#### Do this:
Track down the lines that contain "right" and copy them.

#### Data provided:
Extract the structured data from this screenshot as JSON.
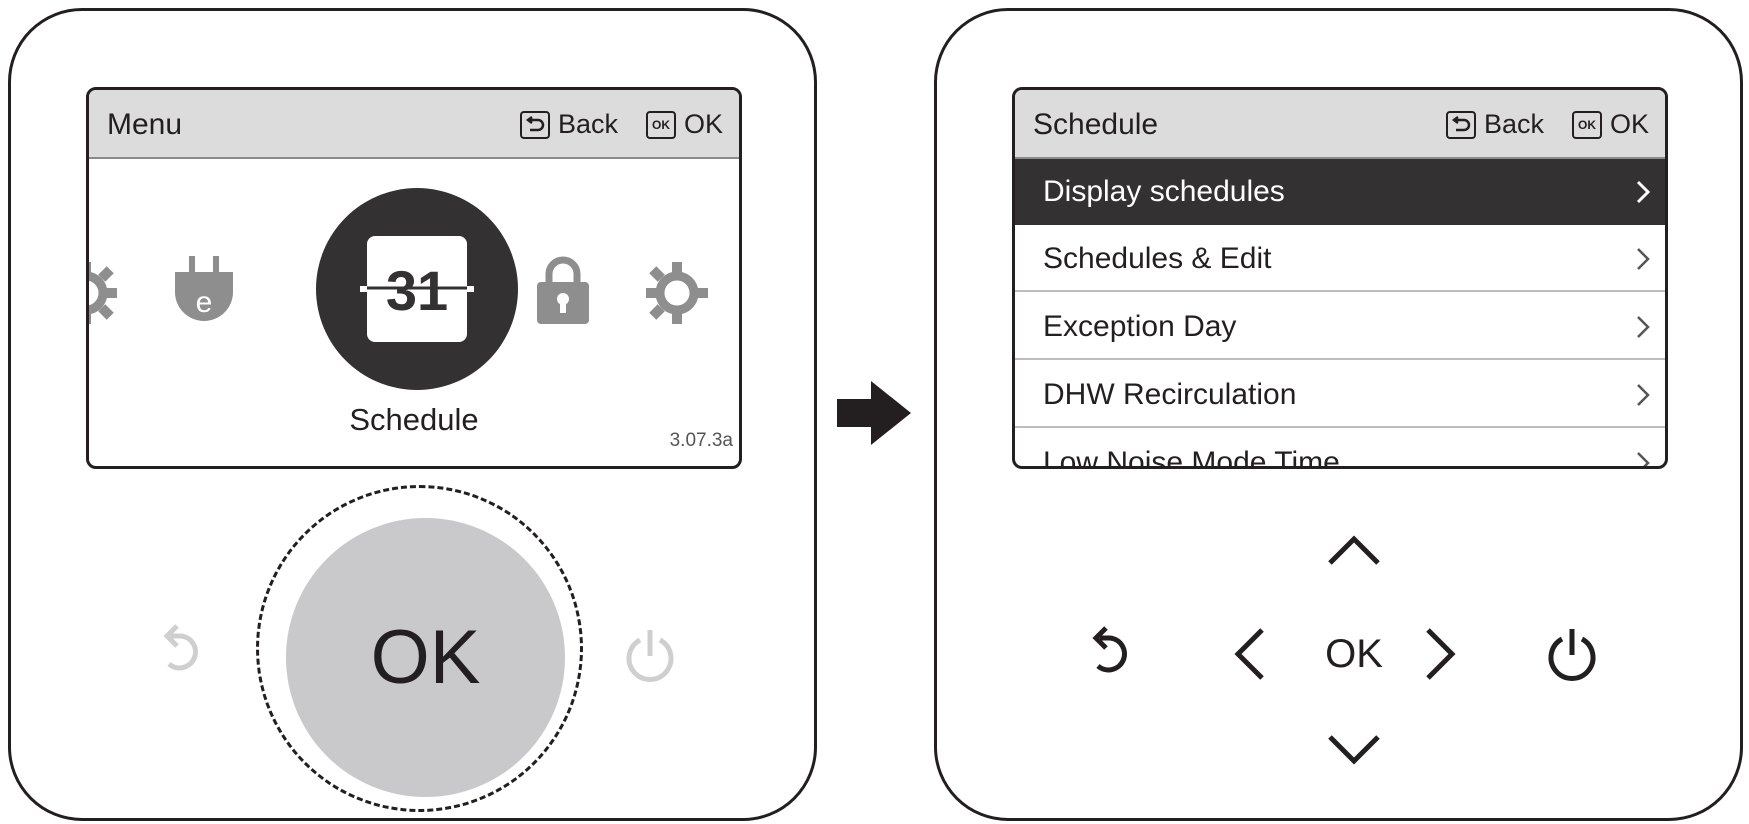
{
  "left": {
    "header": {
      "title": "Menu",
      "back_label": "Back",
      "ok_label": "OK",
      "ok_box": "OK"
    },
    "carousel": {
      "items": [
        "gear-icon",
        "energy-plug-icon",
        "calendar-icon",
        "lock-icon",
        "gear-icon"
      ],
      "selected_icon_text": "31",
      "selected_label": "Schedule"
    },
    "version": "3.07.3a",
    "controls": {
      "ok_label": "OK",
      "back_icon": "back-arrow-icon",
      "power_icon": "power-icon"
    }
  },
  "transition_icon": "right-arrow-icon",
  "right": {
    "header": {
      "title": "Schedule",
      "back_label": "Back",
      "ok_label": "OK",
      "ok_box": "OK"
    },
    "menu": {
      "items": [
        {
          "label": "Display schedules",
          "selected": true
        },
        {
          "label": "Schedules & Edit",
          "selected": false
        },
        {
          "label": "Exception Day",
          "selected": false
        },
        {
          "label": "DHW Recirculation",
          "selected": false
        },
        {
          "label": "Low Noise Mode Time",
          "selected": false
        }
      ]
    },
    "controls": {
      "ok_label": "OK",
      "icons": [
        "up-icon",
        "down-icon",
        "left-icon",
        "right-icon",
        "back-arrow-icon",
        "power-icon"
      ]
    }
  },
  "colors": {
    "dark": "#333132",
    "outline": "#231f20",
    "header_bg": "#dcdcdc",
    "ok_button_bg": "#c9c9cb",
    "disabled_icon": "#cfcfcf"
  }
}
* * *
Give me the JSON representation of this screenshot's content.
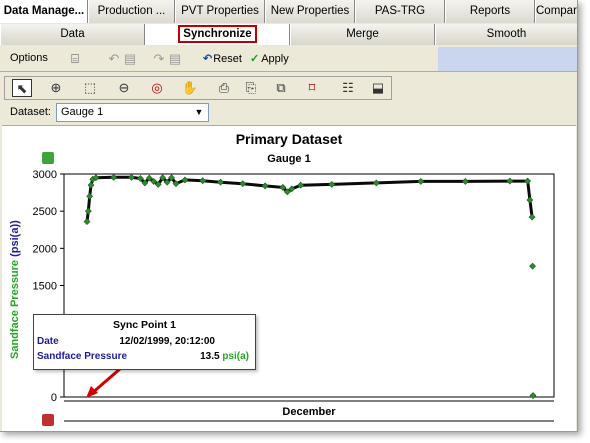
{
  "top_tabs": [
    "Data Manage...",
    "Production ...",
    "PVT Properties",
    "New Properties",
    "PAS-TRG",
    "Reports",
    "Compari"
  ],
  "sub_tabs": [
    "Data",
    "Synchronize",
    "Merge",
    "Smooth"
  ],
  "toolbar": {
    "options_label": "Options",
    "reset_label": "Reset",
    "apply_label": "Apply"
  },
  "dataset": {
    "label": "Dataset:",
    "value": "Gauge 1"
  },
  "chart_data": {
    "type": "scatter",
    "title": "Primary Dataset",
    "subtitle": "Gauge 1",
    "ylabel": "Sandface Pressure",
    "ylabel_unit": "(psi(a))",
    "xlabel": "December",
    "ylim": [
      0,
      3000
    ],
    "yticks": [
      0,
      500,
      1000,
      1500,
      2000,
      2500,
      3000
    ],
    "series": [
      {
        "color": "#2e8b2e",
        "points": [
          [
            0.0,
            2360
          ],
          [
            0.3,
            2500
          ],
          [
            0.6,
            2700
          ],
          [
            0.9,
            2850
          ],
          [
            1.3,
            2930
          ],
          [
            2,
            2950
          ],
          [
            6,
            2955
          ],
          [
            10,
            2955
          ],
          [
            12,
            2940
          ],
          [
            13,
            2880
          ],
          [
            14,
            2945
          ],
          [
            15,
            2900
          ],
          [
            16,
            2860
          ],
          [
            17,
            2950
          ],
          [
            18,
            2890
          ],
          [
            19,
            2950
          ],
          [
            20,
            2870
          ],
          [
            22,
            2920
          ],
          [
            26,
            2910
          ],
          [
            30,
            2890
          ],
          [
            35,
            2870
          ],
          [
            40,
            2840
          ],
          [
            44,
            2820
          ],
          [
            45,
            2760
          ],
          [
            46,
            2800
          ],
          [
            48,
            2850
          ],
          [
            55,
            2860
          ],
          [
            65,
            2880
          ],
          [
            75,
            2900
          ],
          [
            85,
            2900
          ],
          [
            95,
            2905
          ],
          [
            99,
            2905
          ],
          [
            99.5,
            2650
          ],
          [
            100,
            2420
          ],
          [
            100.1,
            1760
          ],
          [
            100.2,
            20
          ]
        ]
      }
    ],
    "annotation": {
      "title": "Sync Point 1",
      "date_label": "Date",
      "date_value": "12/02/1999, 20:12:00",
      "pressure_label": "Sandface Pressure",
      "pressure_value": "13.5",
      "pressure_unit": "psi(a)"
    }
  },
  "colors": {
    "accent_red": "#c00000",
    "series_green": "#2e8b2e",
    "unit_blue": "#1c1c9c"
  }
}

#### Expected output:
  "transition_icon": "right-arrow-icon",
  "right": {
        "right-icon",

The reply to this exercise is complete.